_The request:_
What follows is a listing to be transcribed exactly.

(Dataset items)
## BEGIN

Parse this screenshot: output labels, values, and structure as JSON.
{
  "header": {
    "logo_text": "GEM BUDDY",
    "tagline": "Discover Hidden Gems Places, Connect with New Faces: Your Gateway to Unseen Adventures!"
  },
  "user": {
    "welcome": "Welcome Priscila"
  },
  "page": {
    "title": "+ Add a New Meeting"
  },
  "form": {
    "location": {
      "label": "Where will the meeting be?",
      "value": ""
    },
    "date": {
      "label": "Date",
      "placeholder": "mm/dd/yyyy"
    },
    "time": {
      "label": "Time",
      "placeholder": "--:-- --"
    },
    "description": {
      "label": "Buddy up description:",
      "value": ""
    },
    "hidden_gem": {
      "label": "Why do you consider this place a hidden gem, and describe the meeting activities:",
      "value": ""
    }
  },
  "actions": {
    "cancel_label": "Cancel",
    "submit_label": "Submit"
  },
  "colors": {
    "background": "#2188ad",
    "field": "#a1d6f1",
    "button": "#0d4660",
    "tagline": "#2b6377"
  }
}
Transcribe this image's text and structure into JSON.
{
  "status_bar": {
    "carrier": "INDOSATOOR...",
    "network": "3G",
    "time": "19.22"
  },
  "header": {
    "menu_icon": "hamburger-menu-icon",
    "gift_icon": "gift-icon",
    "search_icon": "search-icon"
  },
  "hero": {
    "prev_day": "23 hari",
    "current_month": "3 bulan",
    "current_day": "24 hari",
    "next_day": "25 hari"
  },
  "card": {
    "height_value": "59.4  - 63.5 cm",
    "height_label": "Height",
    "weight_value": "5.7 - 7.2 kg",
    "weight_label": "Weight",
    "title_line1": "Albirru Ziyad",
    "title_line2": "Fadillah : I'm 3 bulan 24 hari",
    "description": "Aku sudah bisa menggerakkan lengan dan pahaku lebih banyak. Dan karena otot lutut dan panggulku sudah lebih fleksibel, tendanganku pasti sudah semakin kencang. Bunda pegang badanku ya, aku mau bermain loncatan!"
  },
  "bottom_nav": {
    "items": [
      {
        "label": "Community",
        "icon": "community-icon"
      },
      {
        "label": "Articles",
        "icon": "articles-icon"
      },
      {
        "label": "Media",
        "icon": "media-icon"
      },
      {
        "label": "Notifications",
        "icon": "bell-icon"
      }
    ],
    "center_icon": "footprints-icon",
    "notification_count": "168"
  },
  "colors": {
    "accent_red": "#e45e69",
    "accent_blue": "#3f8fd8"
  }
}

## END

_Result of the task:_
Parse this screenshot: output labels, values, and structure as JSON.
{
  "header": {
    "logo_text": "GEM BUDDY",
    "tagline": "Discover Hidden Gems Places, Connect with New Faces: Your Gateway to Unseen Adventures!"
  },
  "user": {
    "welcome": "Welcome Priscila"
  },
  "page": {
    "title": "+ Add a New Meeting"
  },
  "form": {
    "location": {
      "label": "Where will the meeting be?",
      "value": ""
    },
    "date": {
      "label": "Date",
      "placeholder": "mm/dd/yyyy"
    },
    "time": {
      "label": "Time",
      "placeholder": "--:-- --"
    },
    "description": {
      "label": "Buddy up description:",
      "value": ""
    },
    "hidden_gem": {
      "label": "Why do you consider this place a hidden gem, and describe the meeting activities:",
      "value": ""
    }
  },
  "actions": {
    "cancel_label": "Cancel",
    "submit_label": "Submit"
  },
  "colors": {
    "background": "#2188ad",
    "field": "#a1d6f1",
    "button": "#0d4660",
    "tagline": "#2b6377"
  }
}
Transcribe this image's text and structure into JSON.
{
  "status_bar": {
    "carrier": "INDOSATOOR...",
    "network": "3G",
    "time": "19.22"
  },
  "header": {
    "menu_icon": "hamburger-menu-icon",
    "gift_icon": "gift-icon",
    "search_icon": "search-icon"
  },
  "hero": {
    "prev_day": "23 hari",
    "current_month": "3 bulan",
    "current_day": "24 hari",
    "next_day": "25 hari"
  },
  "card": {
    "height_value": "59.4  - 63.5 cm",
    "height_label": "Height",
    "weight_value": "5.7 - 7.2 kg",
    "weight_label": "Weight",
    "title_line1": "Albirru Ziyad",
    "title_line2": "Fadillah : I'm 3 bulan 24 hari",
    "description": "Aku sudah bisa menggerakkan lengan dan pahaku lebih banyak. Dan karena otot lutut dan panggulku sudah lebih fleksibel, tendanganku pasti sudah semakin kencang. Bunda pegang badanku ya, aku mau bermain loncatan!"
  },
  "bottom_nav": {
    "items": [
      {
        "label": "Community",
        "icon": "community-icon"
      },
      {
        "label": "Articles",
        "icon": "articles-icon"
      },
      {
        "label": "Media",
        "icon": "media-icon"
      },
      {
        "label": "Notifications",
        "icon": "bell-icon"
      }
    ],
    "center_icon": "footprints-icon",
    "notification_count": "168"
  },
  "colors": {
    "accent_red": "#e45e69",
    "accent_blue": "#3f8fd8"
  }
}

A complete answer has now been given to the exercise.